• **Provided data**
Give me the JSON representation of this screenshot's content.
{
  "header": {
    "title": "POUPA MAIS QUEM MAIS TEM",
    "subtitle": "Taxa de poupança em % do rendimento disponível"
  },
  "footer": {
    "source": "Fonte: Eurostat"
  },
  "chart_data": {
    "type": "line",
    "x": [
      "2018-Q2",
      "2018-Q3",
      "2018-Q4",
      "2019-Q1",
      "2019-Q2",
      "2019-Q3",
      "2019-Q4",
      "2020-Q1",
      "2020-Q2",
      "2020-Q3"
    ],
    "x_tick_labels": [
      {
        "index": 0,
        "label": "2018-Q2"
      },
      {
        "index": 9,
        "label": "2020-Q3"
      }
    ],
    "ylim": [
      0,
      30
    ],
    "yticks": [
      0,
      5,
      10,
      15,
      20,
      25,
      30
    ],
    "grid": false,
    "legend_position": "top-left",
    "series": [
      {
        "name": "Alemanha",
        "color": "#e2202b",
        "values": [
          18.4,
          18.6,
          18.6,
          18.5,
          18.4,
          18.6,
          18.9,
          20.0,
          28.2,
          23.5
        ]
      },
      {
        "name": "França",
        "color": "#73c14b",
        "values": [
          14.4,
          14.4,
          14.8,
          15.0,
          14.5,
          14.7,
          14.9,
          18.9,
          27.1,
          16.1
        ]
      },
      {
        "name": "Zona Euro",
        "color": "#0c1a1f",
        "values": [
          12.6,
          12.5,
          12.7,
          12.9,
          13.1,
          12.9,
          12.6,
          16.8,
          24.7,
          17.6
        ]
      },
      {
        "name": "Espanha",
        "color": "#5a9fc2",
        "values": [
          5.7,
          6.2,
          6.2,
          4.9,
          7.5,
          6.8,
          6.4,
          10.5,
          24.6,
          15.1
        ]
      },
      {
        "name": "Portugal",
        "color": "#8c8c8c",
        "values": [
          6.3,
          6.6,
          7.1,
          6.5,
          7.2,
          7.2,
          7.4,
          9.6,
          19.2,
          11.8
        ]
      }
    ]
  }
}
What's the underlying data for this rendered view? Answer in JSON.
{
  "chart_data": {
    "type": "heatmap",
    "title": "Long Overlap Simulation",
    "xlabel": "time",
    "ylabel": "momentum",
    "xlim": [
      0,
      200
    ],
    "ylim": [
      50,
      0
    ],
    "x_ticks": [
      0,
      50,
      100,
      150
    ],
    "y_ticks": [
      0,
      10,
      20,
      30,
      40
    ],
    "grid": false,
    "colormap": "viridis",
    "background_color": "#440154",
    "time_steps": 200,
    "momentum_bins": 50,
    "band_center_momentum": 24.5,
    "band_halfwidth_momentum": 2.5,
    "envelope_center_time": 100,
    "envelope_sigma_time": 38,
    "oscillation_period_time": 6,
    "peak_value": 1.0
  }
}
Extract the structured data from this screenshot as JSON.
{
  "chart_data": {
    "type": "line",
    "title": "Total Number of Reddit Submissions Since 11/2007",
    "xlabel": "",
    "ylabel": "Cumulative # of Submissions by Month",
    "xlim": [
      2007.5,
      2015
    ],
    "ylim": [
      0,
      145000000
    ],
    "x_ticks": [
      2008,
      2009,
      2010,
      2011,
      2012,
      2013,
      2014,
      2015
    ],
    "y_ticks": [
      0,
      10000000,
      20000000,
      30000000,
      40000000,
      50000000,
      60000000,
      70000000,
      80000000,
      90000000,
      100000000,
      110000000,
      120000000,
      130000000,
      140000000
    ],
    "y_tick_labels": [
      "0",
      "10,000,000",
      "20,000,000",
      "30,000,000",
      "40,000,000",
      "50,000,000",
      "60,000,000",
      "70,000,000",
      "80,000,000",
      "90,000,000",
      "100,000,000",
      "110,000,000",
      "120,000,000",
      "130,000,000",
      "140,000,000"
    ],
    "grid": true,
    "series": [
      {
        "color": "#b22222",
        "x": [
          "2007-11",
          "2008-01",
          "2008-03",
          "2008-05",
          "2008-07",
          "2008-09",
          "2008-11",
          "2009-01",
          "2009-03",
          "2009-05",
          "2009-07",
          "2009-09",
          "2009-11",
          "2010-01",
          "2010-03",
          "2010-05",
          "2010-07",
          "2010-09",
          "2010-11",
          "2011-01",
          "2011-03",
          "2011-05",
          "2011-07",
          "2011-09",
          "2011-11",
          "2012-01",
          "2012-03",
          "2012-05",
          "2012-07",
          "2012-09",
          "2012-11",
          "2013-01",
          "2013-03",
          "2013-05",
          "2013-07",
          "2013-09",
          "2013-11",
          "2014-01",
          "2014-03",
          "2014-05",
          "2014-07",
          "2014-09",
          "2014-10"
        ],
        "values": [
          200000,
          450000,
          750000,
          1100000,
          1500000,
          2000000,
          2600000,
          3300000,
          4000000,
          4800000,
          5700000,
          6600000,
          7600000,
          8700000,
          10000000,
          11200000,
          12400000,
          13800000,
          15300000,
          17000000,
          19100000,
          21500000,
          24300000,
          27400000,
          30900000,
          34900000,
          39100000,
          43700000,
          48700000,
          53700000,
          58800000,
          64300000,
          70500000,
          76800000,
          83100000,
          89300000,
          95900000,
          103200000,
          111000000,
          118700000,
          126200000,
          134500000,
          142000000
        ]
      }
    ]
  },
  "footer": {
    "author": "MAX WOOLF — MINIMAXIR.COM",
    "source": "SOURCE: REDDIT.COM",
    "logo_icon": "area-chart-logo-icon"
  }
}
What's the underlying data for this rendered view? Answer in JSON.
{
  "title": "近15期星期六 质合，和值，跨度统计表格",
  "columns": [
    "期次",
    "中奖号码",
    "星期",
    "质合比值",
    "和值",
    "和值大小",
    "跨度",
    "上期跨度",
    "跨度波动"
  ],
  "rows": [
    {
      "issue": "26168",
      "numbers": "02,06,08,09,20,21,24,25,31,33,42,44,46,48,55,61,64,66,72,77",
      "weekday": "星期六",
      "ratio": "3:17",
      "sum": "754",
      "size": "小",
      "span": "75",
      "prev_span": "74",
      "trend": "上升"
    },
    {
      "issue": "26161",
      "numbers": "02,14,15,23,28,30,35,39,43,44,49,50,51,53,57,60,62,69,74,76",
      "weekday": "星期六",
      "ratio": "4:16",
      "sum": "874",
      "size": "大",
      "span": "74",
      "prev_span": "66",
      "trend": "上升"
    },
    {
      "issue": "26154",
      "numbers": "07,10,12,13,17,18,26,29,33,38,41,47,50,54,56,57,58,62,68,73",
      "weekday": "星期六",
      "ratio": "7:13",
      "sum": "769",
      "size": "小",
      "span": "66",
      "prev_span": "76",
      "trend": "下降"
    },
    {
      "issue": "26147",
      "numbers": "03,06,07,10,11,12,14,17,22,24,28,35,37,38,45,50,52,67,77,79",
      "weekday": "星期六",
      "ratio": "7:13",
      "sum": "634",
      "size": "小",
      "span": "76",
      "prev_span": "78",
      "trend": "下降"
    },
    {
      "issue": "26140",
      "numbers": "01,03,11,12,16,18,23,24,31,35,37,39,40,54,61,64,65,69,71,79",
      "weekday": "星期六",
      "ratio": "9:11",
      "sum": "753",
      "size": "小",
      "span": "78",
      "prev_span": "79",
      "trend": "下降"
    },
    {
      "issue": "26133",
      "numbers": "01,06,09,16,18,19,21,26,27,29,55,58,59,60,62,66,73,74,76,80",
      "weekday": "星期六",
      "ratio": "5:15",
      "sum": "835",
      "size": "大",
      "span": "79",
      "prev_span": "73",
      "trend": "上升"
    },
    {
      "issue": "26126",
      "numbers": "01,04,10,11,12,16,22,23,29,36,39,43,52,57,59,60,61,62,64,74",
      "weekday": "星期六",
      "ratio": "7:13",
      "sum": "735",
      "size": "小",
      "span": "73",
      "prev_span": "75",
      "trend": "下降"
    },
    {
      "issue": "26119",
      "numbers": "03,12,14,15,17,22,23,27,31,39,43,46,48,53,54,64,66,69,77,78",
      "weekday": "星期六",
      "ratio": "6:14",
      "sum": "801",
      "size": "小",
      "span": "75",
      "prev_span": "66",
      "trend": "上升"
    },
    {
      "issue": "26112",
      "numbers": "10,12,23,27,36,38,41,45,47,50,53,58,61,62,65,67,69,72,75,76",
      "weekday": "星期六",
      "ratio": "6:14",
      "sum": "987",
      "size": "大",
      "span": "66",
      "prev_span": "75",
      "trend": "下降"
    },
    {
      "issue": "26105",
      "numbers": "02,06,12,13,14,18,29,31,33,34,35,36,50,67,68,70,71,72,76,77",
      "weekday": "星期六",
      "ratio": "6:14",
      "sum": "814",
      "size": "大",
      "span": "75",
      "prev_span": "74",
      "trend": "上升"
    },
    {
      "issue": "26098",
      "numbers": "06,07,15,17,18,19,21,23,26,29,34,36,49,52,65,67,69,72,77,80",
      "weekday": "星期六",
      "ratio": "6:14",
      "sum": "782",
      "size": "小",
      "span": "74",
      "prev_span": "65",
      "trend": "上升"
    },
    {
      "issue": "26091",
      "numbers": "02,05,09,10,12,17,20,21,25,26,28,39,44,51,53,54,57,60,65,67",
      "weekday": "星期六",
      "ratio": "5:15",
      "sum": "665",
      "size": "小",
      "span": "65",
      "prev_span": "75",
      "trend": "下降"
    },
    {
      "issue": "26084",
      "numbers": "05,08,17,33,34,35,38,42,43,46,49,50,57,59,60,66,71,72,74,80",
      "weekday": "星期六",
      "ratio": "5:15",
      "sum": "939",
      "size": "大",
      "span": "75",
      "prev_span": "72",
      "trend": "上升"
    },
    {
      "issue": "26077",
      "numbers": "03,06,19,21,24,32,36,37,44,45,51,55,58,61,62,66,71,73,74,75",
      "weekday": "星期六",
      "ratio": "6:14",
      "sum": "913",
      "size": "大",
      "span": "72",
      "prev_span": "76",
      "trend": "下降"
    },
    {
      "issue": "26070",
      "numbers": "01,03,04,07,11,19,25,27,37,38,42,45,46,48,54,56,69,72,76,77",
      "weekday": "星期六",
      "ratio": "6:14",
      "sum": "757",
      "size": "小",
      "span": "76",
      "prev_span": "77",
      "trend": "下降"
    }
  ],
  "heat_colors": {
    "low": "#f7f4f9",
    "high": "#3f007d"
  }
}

• **Set problem**
Look for "Submissions" and pull out every line that has it.

• **Solution to this exercise**
    "title": "Total Number of Reddit Submissions Since 11/2007",
    "ylabel": "Cumulative # of Submissions by Month",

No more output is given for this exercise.